Begin DATASET ROWS

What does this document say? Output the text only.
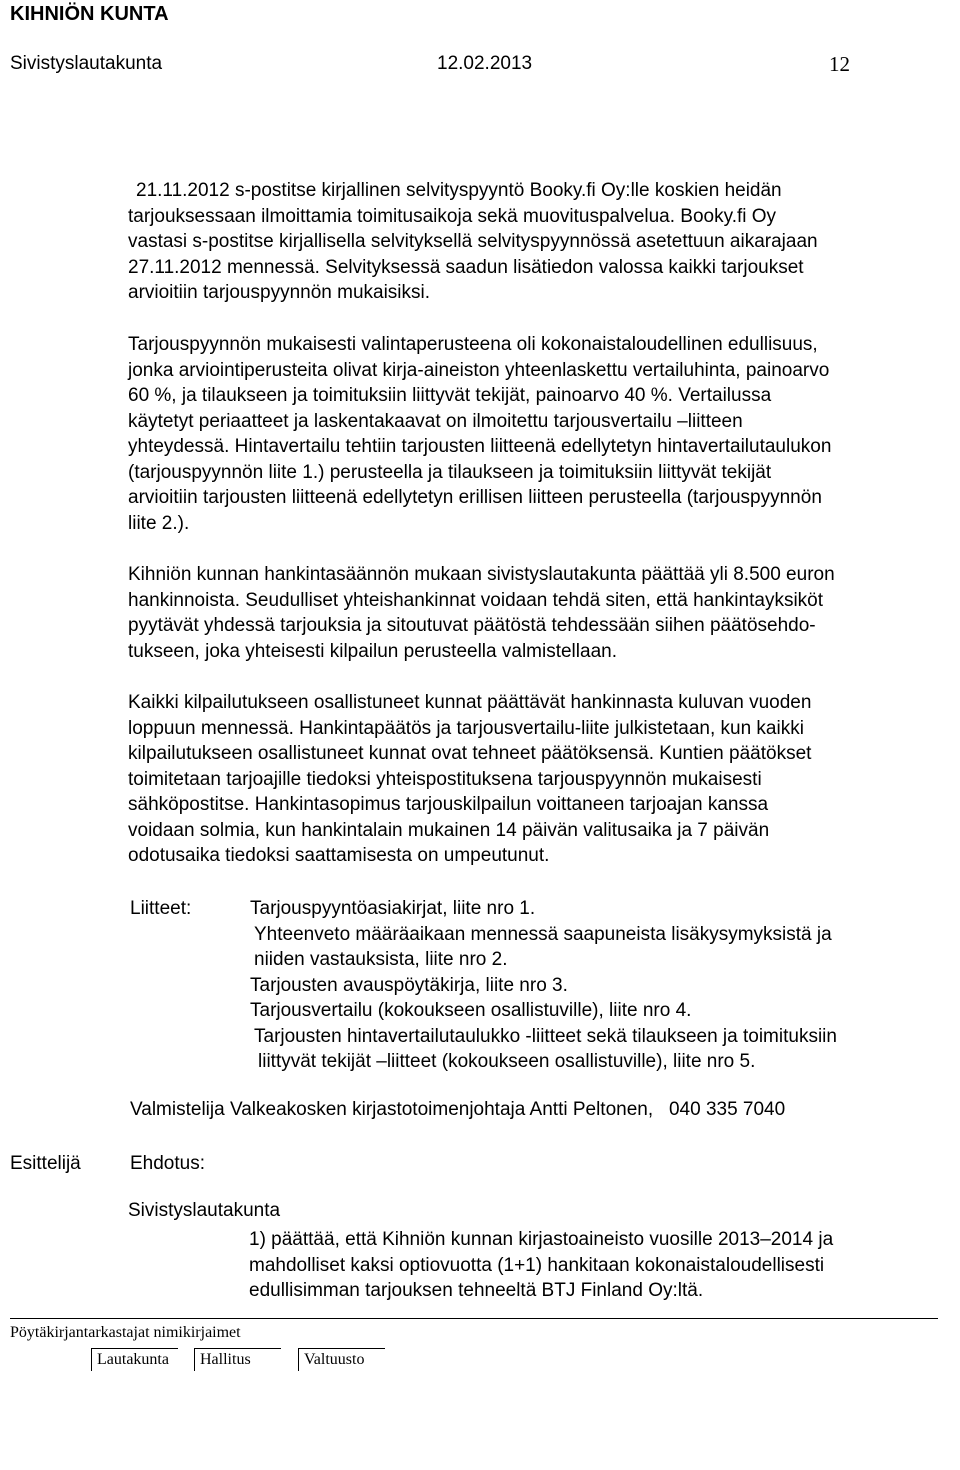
KIHNIÖN KUNTA
Sivistyslautakunta	12.02.2013	12
21.11.2012 s-postitse kirjallinen selvityspyyntö Booky.fi Oy:lle koskien heidän
tarjouksessaan ilmoittamia toimitusaikoja sekä muovituspalvelua. Booky.fi Oy
vastasi s-postitse kirjallisella selvityksellä selvityspyynnössä asetettuun aikarajaan
27.11.2012 mennessä. Selvityksessä saadun lisätiedon valossa kaikki tarjoukset
arvioitiin tarjouspyynnön mukaisiksi.
Tarjouspyynnön mukaisesti valintaperusteena oli kokonaistaloudellinen edullisuus,
jonka arviointiperusteita olivat kirja-aineiston yhteenlaskettu vertailuhinta, painoarvo
60 %, ja tilaukseen ja toimituksiin liittyvät tekijät, painoarvo 40 %. Vertailussa
käytetyt periaatteet ja laskentakaavat on ilmoitettu tarjousvertailu –liitteen
yhteydessä. Hintavertailu tehtiin tarjousten liitteenä edellytetyn hintavertailutaulukon
(tarjouspyynnön liite 1.) perusteella ja tilaukseen ja toimituksiin liittyvät tekijät
arvioitiin tarjousten liitteenä edellytetyn erillisen liitteen perusteella (tarjouspyynnön
liite 2.).
Kihniön kunnan hankintasäännön mukaan sivistyslautakunta päättää yli 8.500 euron
hankinnoista. Seudulliset yhteishankinnat voidaan tehdä siten, että hankintayksiköt
pyytävät yhdessä tarjouksia ja sitoutuvat päätöstä tehdessään siihen päätösehdo-
tukseen, joka yhteisesti kilpailun perusteella valmistellaan.
Kaikki kilpailutukseen osallistuneet kunnat päättävät hankinnasta kuluvan vuoden
loppuun mennessä. Hankintapäätös ja tarjousvertailu-liite julkistetaan, kun kaikki
kilpailutukseen osallistuneet kunnat ovat tehneet päätöksensä. Kuntien päätökset
toimitetaan tarjoajille tiedoksi yhteispostituksena tarjouspyynnön mukaisesti
sähköpostitse. Hankintasopimus tarjouskilpailun voittaneen tarjoajan kanssa
voidaan solmia, kun hankintalain mukainen 14 päivän valitusaika ja 7 päivän
odotusaika tiedoksi saattamisesta on umpeutunut.
Liitteet:	Tarjouspyyntöasiakirjat, liite nro 1.
Yhteenveto määräaikaan mennessä saapuneista lisäkysymyksistä ja
niiden vastauksista, liite nro 2.
Tarjousten avauspöytäkirja, liite nro 3.
Tarjousvertailu (kokoukseen osallistuville), liite nro 4.
Tarjousten hintavertailutaulukko -liitteet sekä tilaukseen ja toimituksiin
liittyvät tekijät –liitteet (kokoukseen osallistuville), liite nro 5.
Valmistelija Valkeakosken kirjastotoimenjohtaja Antti Peltonen,   040 335 7040
Esittelijä	Ehdotus:
Sivistyslautakunta
1) päättää, että Kihniön kunnan kirjastoaineisto vuosille 2013–2014 ja
mahdolliset kaksi optiovuotta (1+1) hankitaan kokonaistaloudellisesti
edullisimman tarjouksen tehneeltä BTJ Finland Oy:ltä.
Pöytäkirjantarkastajat nimikirjaimet
Lautakunta Hallitus	Valtuusto
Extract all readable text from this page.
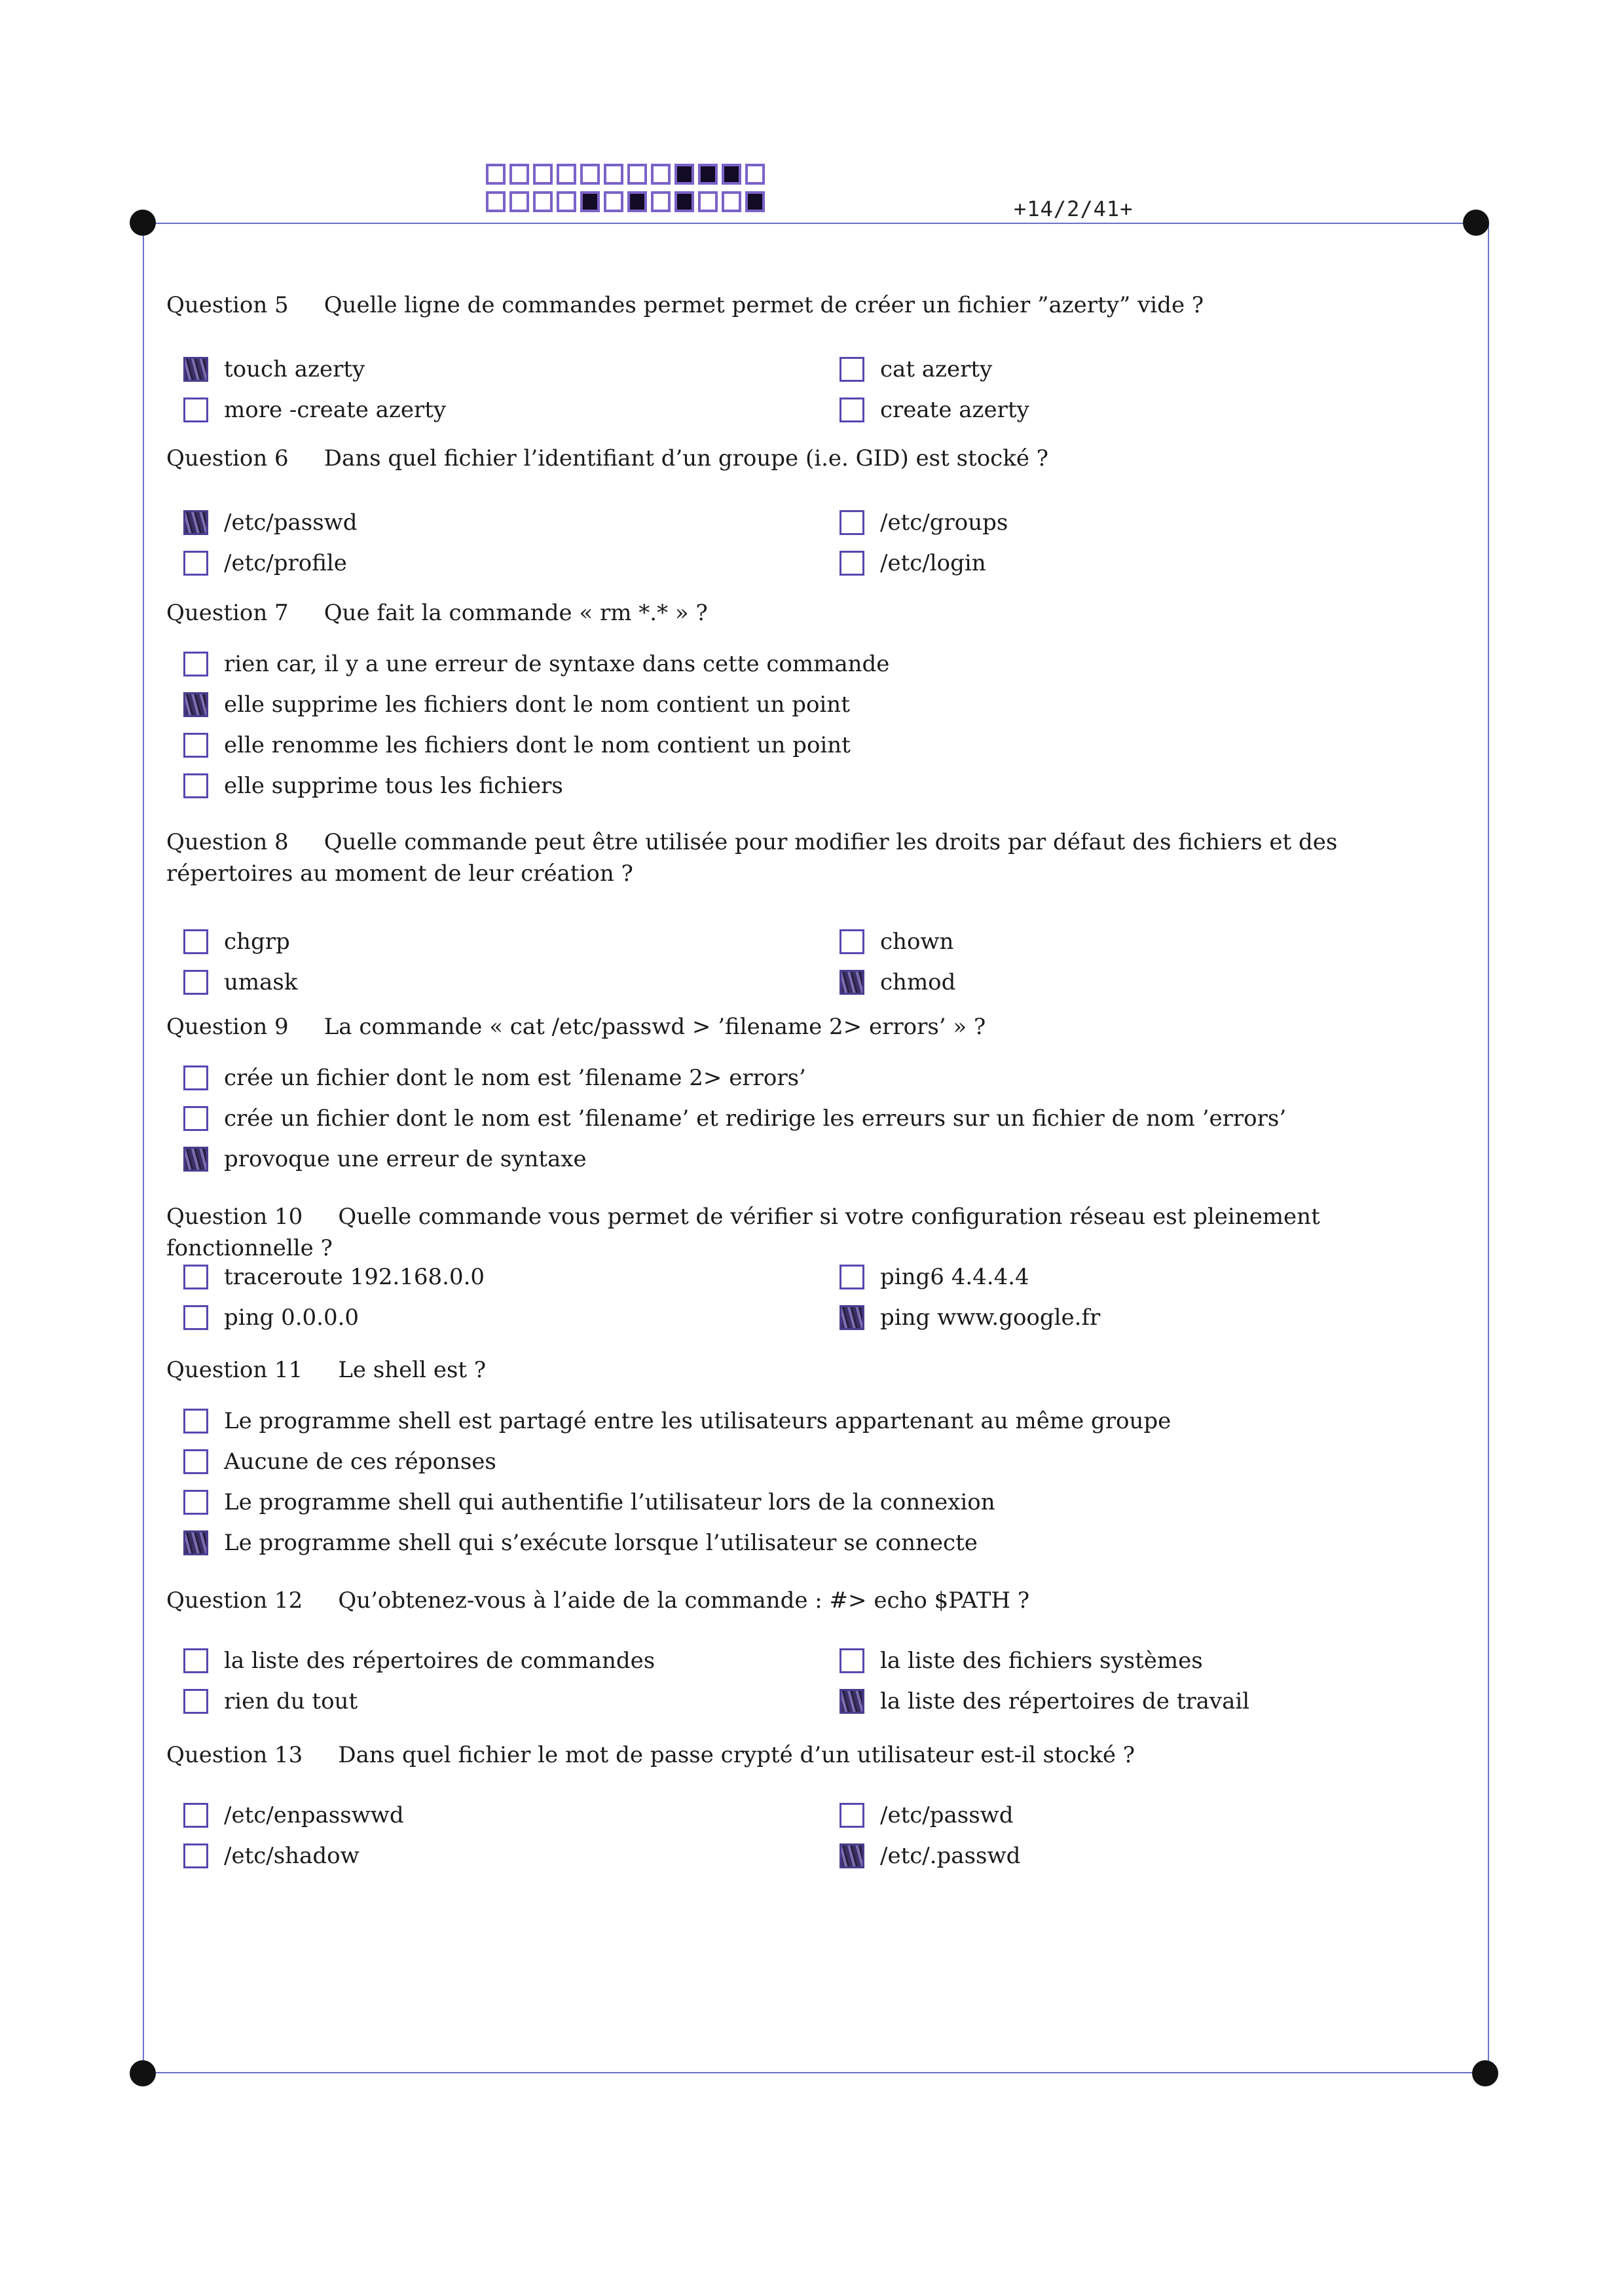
+14/2/41+
Question 5 Quelle ligne de commandes permet permet de créer un fichier ”azerty” vide ?
touch azerty	cat azerty
more -create azerty	create azerty
Question 6 Dans quel fichier l’identifiant d’un groupe (i.e. GID) est stocké ?
/etc/passwd	/etc/groups
/etc/profile	/etc/login
Question 7 Que fait la commande « rm *.* » ?
rien car, il y a une erreur de syntaxe dans cette commande
elle supprime les fichiers dont le nom contient un point
elle renomme les fichiers dont le nom contient un point
elle supprime tous les fichiers
Question 8 Quelle commande peut être utilisée pour modifier les droits par défaut des fichiers et des répertoires au moment de leur création ?
chgrp	chown
umask	chmod
Question 9 La commande « cat /etc/passwd > ’filename 2> errors’ » ?
crée un fichier dont le nom est ’filename 2> errors’
crée un fichier dont le nom est ’filename’ et redirige les erreurs sur un fichier de nom ’errors’
provoque une erreur de syntaxe
Question 10 Quelle commande vous permet de vérifier si votre configuration réseau est pleinement fonctionnelle ?
traceroute 192.168.0.0	ping6 4.4.4.4
ping 0.0.0.0	ping www.google.fr
Question 11 Le shell est ?
Le programme shell est partagé entre les utilisateurs appartenant au même groupe
Aucune de ces réponses
Le programme shell qui authentifie l’utilisateur lors de la connexion
Le programme shell qui s’exécute lorsque l’utilisateur se connecte
Question 12 Qu’obtenez-vous à l’aide de la commande : #> echo $PATH ?
la liste des répertoires de commandes	la liste des fichiers systèmes
rien du tout	la liste des répertoires de travail
Question 13 Dans quel fichier le mot de passe crypté d’un utilisateur est-il stocké ?
/etc/enpasswwd	/etc/passwd
/etc/shadow	/etc/.passwd
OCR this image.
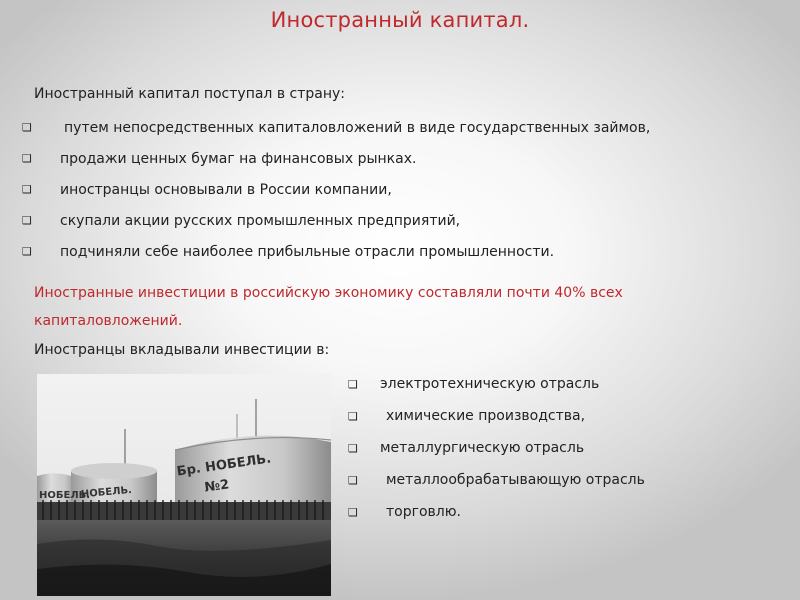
Иностранный капитал.
Иностранный капитал поступал в страну:
❑ путем непосредственных капиталовложений в виде государственных займов,
❑ продажи ценных бумаг на финансовых рынках.
❑ иностранцы основывали в России компании,
❑ скупали акции русских промышленных предприятий,
❑ подчиняли себе наиболее прибыльные отрасли промышленности.
Иностранные инвестиции в российскую экономику составляли почти 40% всех капиталовложений.
Иностранцы вкладывали инвестиции в:
НОБЕЛЬ.
НОБЕЛЬ.
Бр. НОБЕЛЬ.
№2
❑ электротехническую отрасль
❑ химические производства,
❑ металлургическую отрасль
❑ металлообрабатывающую отрасль
❑ торговлю.
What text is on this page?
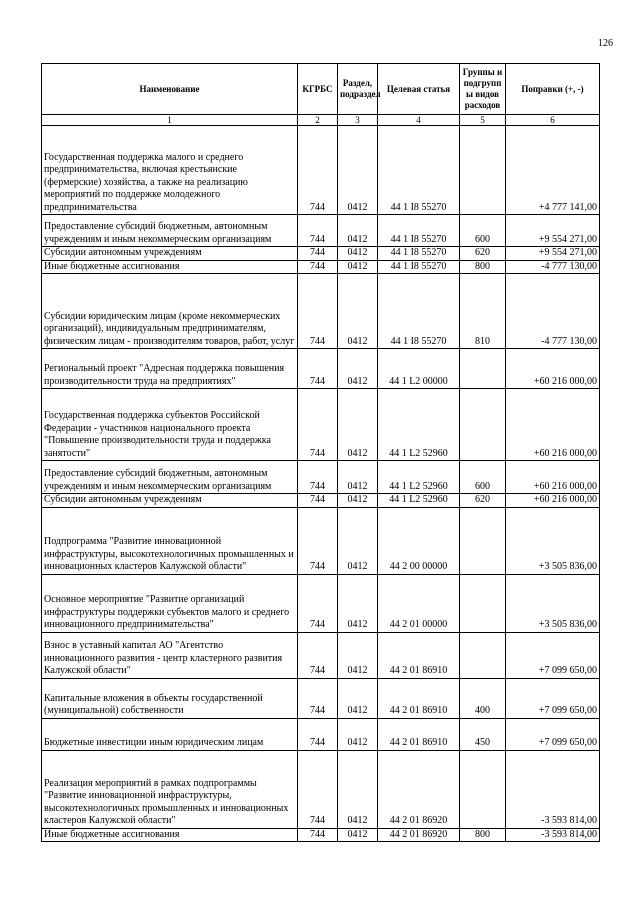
126
Наименование	КГРБС	Раздел, подраздел	Целевая статья	Группы и подгрупп ы видов расходов	Поправки (+, -)
1	2	3	4	5	6
Государственная поддержка малого и среднего предпринимательства, включая крестьянские (фермерские) хозяйства, а также на реализацию мероприятий по поддержке молодежного предпринимательства	744	0412	44 1 I8 55270		+4 777 141,00
Предоставление субсидий бюджетным, автономным учреждениям и иным некоммерческим организациям	744	0412	44 1 I8 55270	600	+9 554 271,00
Субсидии автономным учреждениям	744	0412	44 1 I8 55270	620	+9 554 271,00
Иные бюджетные ассигнования	744	0412	44 1 I8 55270	800	-4 777 130,00
Субсидии юридическим лицам (кроме некоммерческих организаций), индивидуальным предпринимателям, физическим лицам - производителям товаров, работ, услуг	744	0412	44 1 I8 55270	810	-4 777 130,00
Региональный проект "Адресная поддержка повышения производительности труда на предприятиях"	744	0412	44 1 L2 00000		+60 216 000,00
Государственная поддержка субъектов Российской Федерации - участников национального проекта "Повышение производительности труда и поддержка занятости"	744	0412	44 1 L2 52960		+60 216 000,00
Предоставление субсидий бюджетным, автономным учреждениям и иным некоммерческим организациям	744	0412	44 1 L2 52960	600	+60 216 000,00
Субсидии автономным учреждениям	744	0412	44 1 L2 52960	620	+60 216 000,00
Подпрограмма "Развитие инновационной инфраструктуры, высокотехнологичных промышленных и инновационных кластеров Калужской области"	744	0412	44 2 00 00000		+3 505 836,00
Основное мероприятие "Развитие организаций инфраструктуры поддержки субъектов малого и среднего инновационного предпринимательства"	744	0412	44 2 01 00000		+3 505 836,00
Взнос в уставный капитал АО "Агентство инновационного развития - центр кластерного развития Калужской области"	744	0412	44 2 01 86910		+7 099 650,00
Капитальные вложения в объекты государственной (муниципальной) собственности	744	0412	44 2 01 86910	400	+7 099 650,00
Бюджетные инвестиции иным юридическим лицам	744	0412	44 2 01 86910	450	+7 099 650,00
Реализация мероприятий в рамках подпрограммы "Развитие инновационной инфраструктуры, высокотехнологичных промышленных и инновационных кластеров Калужской области"	744	0412	44 2 01 86920		-3 593 814,00
Иные бюджетные ассигнования	744	0412	44 2 01 86920	800	-3 593 814,00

End DATASET ROWS

_YOUR OBJECTIVE_
From the entries, copy out each line containing the word "производительности".

_FINAL ANSWER_
Региональный проект "Адресная поддержка повышения производительности труда на предприятиях"	744	0412	44 1 L2 00000		+60 216 000,00
Государственная поддержка субъектов Российской Федерации - участников национального проекта "Повышение производительности труда и поддержка занятости"	744	0412	44 1 L2 52960		+60 216 000,00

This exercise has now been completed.